━━ RECORD SET ━━

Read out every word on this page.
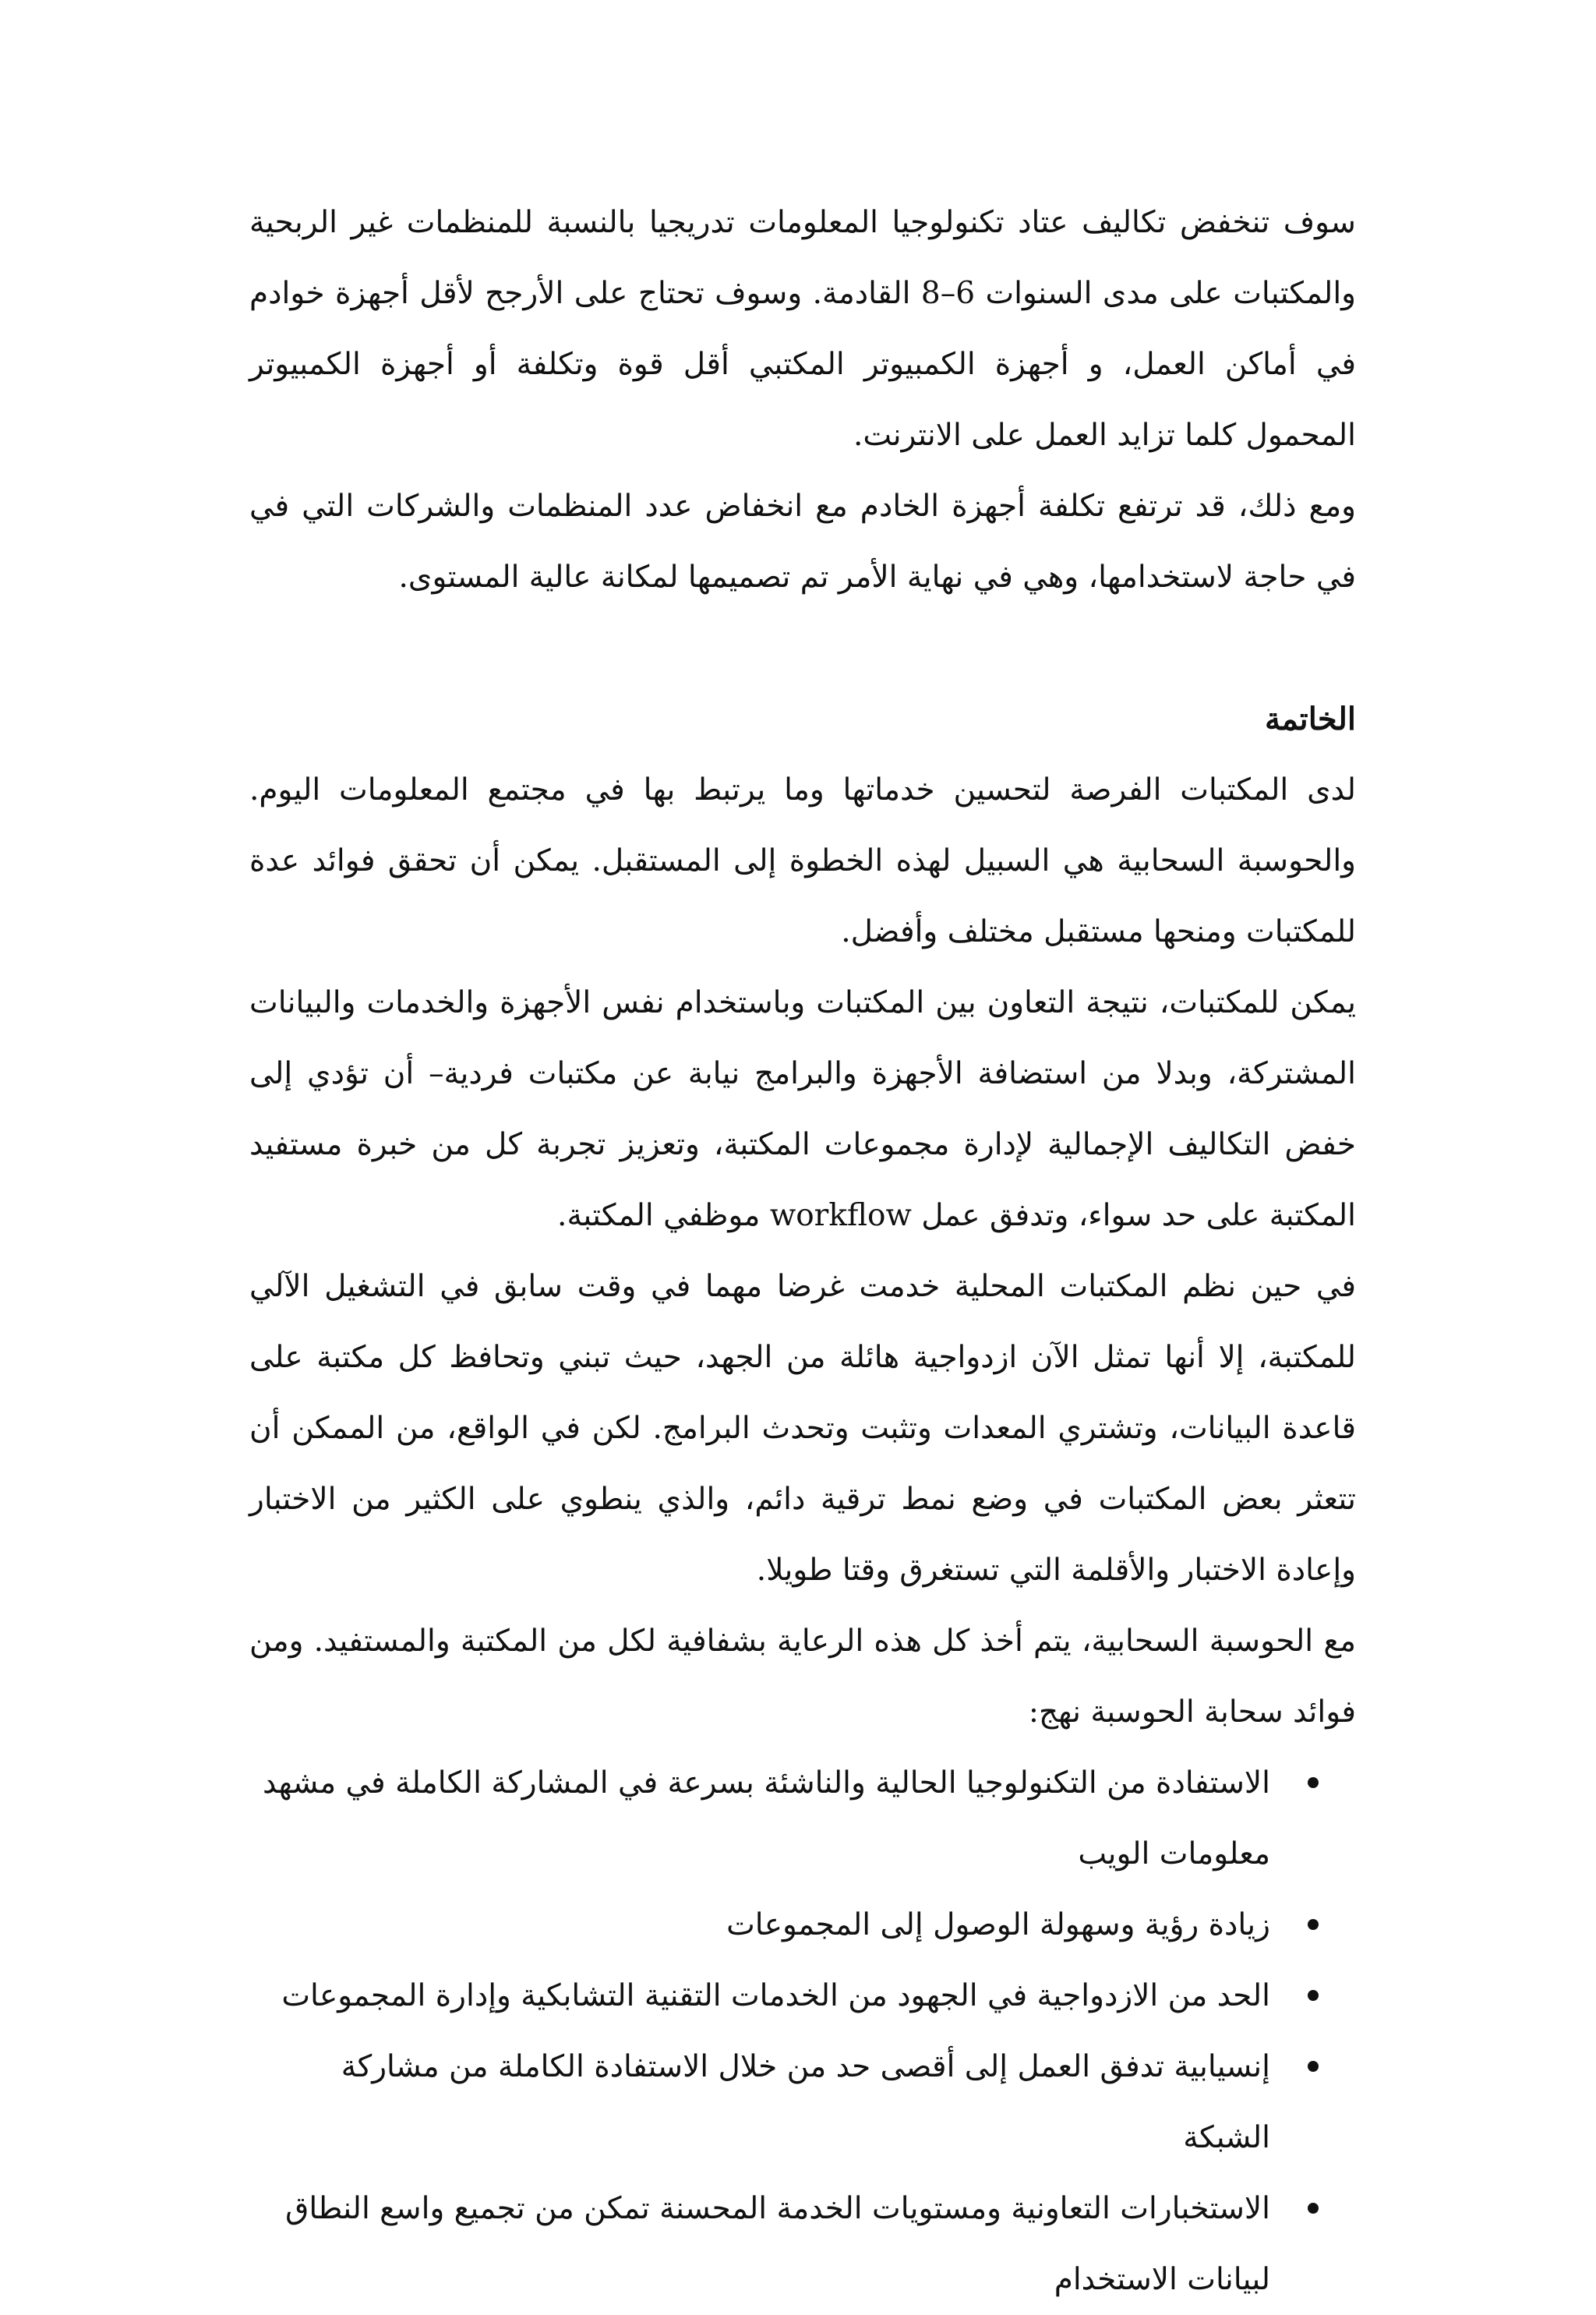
سوف تنخفض تكاليف عتاد تكنولوجيا المعلومات تدريجيا بالنسبة للمنظمات غير الربحية والمكتبات على مدى السنوات 6–8 القادمة. وسوف تحتاج على الأرجح لأقل أجهزة خوادم في أماكن العمل، و أجهزة الكمبيوتر المكتبي أقل قوة وتكلفة أو أجهزة الكمبيوتر المحمول كلما تزايد العمل على الانترنت.

ومع ذلك، قد ترتفع تكلفة أجهزة الخادم مع انخفاض عدد المنظمات والشركات التي في في حاجة لاستخدامها، وهي في نهاية الأمر تم تصميمها لمكانة عالية المستوى.

الخاتمة

لدى المكتبات الفرصة لتحسين خدماتها وما يرتبط بها في مجتمع المعلومات اليوم. والحوسبة السحابية هي السبيل لهذه الخطوة إلى المستقبل. يمكن أن تحقق فوائد عدة للمكتبات ومنحها مستقبل مختلف وأفضل.

يمكن للمكتبات، نتيجة التعاون بين المكتبات وباستخدام نفس الأجهزة والخدمات والبيانات المشتركة، وبدلا من استضافة الأجهزة والبرامج نيابة عن مكتبات فردية– أن تؤدي إلى خفض التكاليف الإجمالية لإدارة مجموعات المكتبة، وتعزيز تجربة كل من خبرة مستفيد المكتبة على حد سواء، وتدفق عمل workflow موظفي المكتبة.

في حين نظم المكتبات المحلية خدمت غرضا مهما في وقت سابق في التشغيل الآلي للمكتبة، إلا أنها تمثل الآن ازدواجية هائلة من الجهد، حيث تبني وتحافظ كل مكتبة على قاعدة البيانات، وتشتري المعدات وتثبت وتحدث البرامج. لكن في الواقع، من الممكن أن تتعثر بعض المكتبات في وضع نمط ترقية دائم، والذي ينطوي على الكثير من الاختبار وإعادة الاختبار والأقلمة التي تستغرق وقتا طويلا.

مع الحوسبة السحابية، يتم أخذ كل هذه الرعاية بشفافية لكل من المكتبة والمستفيد. ومن فوائد سحابة الحوسبة نهج:

الاستفادة من التكنولوجيا الحالية والناشئة بسرعة في المشاركة الكاملة في مشهد معلومات الويب
زيادة رؤية وسهولة الوصول إلى المجموعات
الحد من الازدواجية في الجهود من الخدمات التقنية التشابكية وإدارة المجموعات
إنسيابية تدفق العمل إلى أقصى حد من خلال الاستفادة الكاملة من مشاركة الشبكة
الاستخبارات التعاونية ومستويات الخدمة المحسنة تمكن من تجميع واسع النطاق لبيانات الاستخدام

━━━

WHAT YOU WILL DO. Copy the whole listing above word for word but do not carry over the pictures.

ANSWER TO THE PROBLEM.
Read out every word on this page.
سوف تنخفض تكاليف عتاد تكنولوجيا المعلومات تدريجيا بالنسبة للمنظمات غير الربحية والمكتبات على مدى السنوات 6–8 القادمة. وسوف تحتاج على الأرجح لأقل أجهزة خوادم في أماكن العمل، و أجهزة الكمبيوتر المكتبي أقل قوة وتكلفة أو أجهزة الكمبيوتر المحمول كلما تزايد العمل على الانترنت.

ومع ذلك، قد ترتفع تكلفة أجهزة الخادم مع انخفاض عدد المنظمات والشركات التي في في حاجة لاستخدامها، وهي في نهاية الأمر تم تصميمها لمكانة عالية المستوى.

الخاتمة

لدى المكتبات الفرصة لتحسين خدماتها وما يرتبط بها في مجتمع المعلومات اليوم. والحوسبة السحابية هي السبيل لهذه الخطوة إلى المستقبل. يمكن أن تحقق فوائد عدة للمكتبات ومنحها مستقبل مختلف وأفضل.

يمكن للمكتبات، نتيجة التعاون بين المكتبات وباستخدام نفس الأجهزة والخدمات والبيانات المشتركة، وبدلا من استضافة الأجهزة والبرامج نيابة عن مكتبات فردية– أن تؤدي إلى خفض التكاليف الإجمالية لإدارة مجموعات المكتبة، وتعزيز تجربة كل من خبرة مستفيد المكتبة على حد سواء، وتدفق عمل workflow موظفي المكتبة.

في حين نظم المكتبات المحلية خدمت غرضا مهما في وقت سابق في التشغيل الآلي للمكتبة، إلا أنها تمثل الآن ازدواجية هائلة من الجهد، حيث تبني وتحافظ كل مكتبة على قاعدة البيانات، وتشتري المعدات وتثبت وتحدث البرامج. لكن في الواقع، من الممكن أن تتعثر بعض المكتبات في وضع نمط ترقية دائم، والذي ينطوي على الكثير من الاختبار وإعادة الاختبار والأقلمة التي تستغرق وقتا طويلا.

مع الحوسبة السحابية، يتم أخذ كل هذه الرعاية بشفافية لكل من المكتبة والمستفيد. ومن فوائد سحابة الحوسبة نهج:

الاستفادة من التكنولوجيا الحالية والناشئة بسرعة في المشاركة الكاملة في مشهد معلومات الويب
زيادة رؤية وسهولة الوصول إلى المجموعات
الحد من الازدواجية في الجهود من الخدمات التقنية التشابكية وإدارة المجموعات
إنسيابية تدفق العمل إلى أقصى حد من خلال الاستفادة الكاملة من مشاركة الشبكة
الاستخبارات التعاونية ومستويات الخدمة المحسنة تمكن من تجميع واسع النطاق لبيانات الاستخدام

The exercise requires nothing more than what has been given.